What to do:
Transcribe every entry word for word, leaving out all images.

Figure content listings:

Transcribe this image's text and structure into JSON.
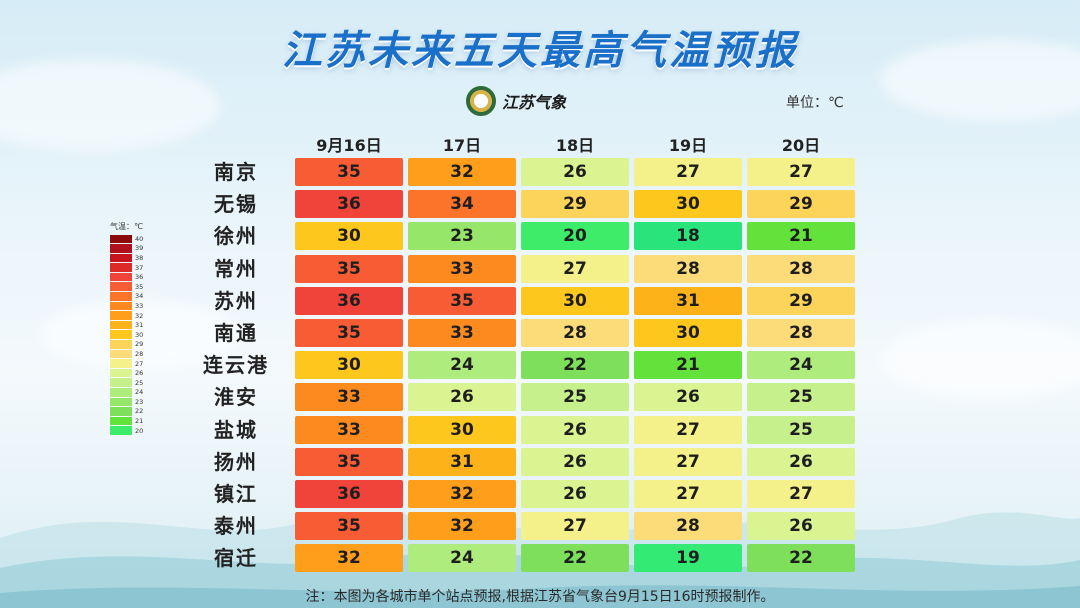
{
  "header": {
    "title": "江苏未来五天最高气温预报",
    "logo_text": "江苏气象",
    "unit": "单位：℃"
  },
  "chart_data": {
    "type": "heatmap",
    "title": "江苏未来五天最高气温预报",
    "unit": "℃",
    "columns": [
      "9月16日",
      "17日",
      "18日",
      "19日",
      "20日"
    ],
    "rows": [
      "南京",
      "无锡",
      "徐州",
      "常州",
      "苏州",
      "南通",
      "连云港",
      "淮安",
      "盐城",
      "扬州",
      "镇江",
      "泰州",
      "宿迁"
    ],
    "values": [
      [
        35,
        32,
        26,
        27,
        27
      ],
      [
        36,
        34,
        29,
        30,
        29
      ],
      [
        30,
        23,
        20,
        18,
        21
      ],
      [
        35,
        33,
        27,
        28,
        28
      ],
      [
        36,
        35,
        30,
        31,
        29
      ],
      [
        35,
        33,
        28,
        30,
        28
      ],
      [
        30,
        24,
        22,
        21,
        24
      ],
      [
        33,
        26,
        25,
        26,
        25
      ],
      [
        33,
        30,
        26,
        27,
        25
      ],
      [
        35,
        31,
        26,
        27,
        26
      ],
      [
        36,
        32,
        26,
        27,
        27
      ],
      [
        35,
        32,
        27,
        28,
        26
      ],
      [
        32,
        24,
        22,
        19,
        22
      ]
    ],
    "legend": {
      "title": "气温：℃",
      "levels": [
        40,
        39,
        38,
        37,
        36,
        35,
        34,
        33,
        32,
        31,
        30,
        29,
        28,
        27,
        26,
        25,
        24,
        23,
        22,
        21,
        20
      ],
      "colors": {
        "40": "#8b0a0a",
        "39": "#b0101c",
        "38": "#c8141e",
        "37": "#de2a26",
        "36": "#f0443a",
        "35": "#f75c34",
        "34": "#fb742a",
        "33": "#fd8a1f",
        "32": "#fe9e1a",
        "31": "#fdb219",
        "30": "#fdc71e",
        "29": "#fdd45a",
        "28": "#fbdc78",
        "27": "#f4f08a",
        "26": "#d9f490",
        "25": "#c6f08c",
        "24": "#aeec7e",
        "23": "#96e66a",
        "22": "#7ee05a",
        "21": "#62e23a",
        "20": "#3ded6a",
        "19": "#32ea74",
        "18": "#28e47a"
      }
    }
  },
  "footnote": "注：本图为各城市单个站点预报,根据江苏省气象台9月15日16时预报制作。"
}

Result of this task:
Transcribe this image's text and structure into JSON.
{
  "header": {
    "title": "江苏未来五天最高气温预报",
    "logo_text": "江苏气象",
    "unit": "单位：℃"
  },
  "chart_data": {
    "type": "heatmap",
    "title": "江苏未来五天最高气温预报",
    "unit": "℃",
    "columns": [
      "9月16日",
      "17日",
      "18日",
      "19日",
      "20日"
    ],
    "rows": [
      "南京",
      "无锡",
      "徐州",
      "常州",
      "苏州",
      "南通",
      "连云港",
      "淮安",
      "盐城",
      "扬州",
      "镇江",
      "泰州",
      "宿迁"
    ],
    "values": [
      [
        35,
        32,
        26,
        27,
        27
      ],
      [
        36,
        34,
        29,
        30,
        29
      ],
      [
        30,
        23,
        20,
        18,
        21
      ],
      [
        35,
        33,
        27,
        28,
        28
      ],
      [
        36,
        35,
        30,
        31,
        29
      ],
      [
        35,
        33,
        28,
        30,
        28
      ],
      [
        30,
        24,
        22,
        21,
        24
      ],
      [
        33,
        26,
        25,
        26,
        25
      ],
      [
        33,
        30,
        26,
        27,
        25
      ],
      [
        35,
        31,
        26,
        27,
        26
      ],
      [
        36,
        32,
        26,
        27,
        27
      ],
      [
        35,
        32,
        27,
        28,
        26
      ],
      [
        32,
        24,
        22,
        19,
        22
      ]
    ],
    "legend": {
      "title": "气温：℃",
      "levels": [
        40,
        39,
        38,
        37,
        36,
        35,
        34,
        33,
        32,
        31,
        30,
        29,
        28,
        27,
        26,
        25,
        24,
        23,
        22,
        21,
        20
      ],
      "colors": {
        "40": "#8b0a0a",
        "39": "#b0101c",
        "38": "#c8141e",
        "37": "#de2a26",
        "36": "#f0443a",
        "35": "#f75c34",
        "34": "#fb742a",
        "33": "#fd8a1f",
        "32": "#fe9e1a",
        "31": "#fdb219",
        "30": "#fdc71e",
        "29": "#fdd45a",
        "28": "#fbdc78",
        "27": "#f4f08a",
        "26": "#d9f490",
        "25": "#c6f08c",
        "24": "#aeec7e",
        "23": "#96e66a",
        "22": "#7ee05a",
        "21": "#62e23a",
        "20": "#3ded6a",
        "19": "#32ea74",
        "18": "#28e47a"
      }
    }
  },
  "footnote": "注：本图为各城市单个站点预报,根据江苏省气象台9月15日16时预报制作。"
}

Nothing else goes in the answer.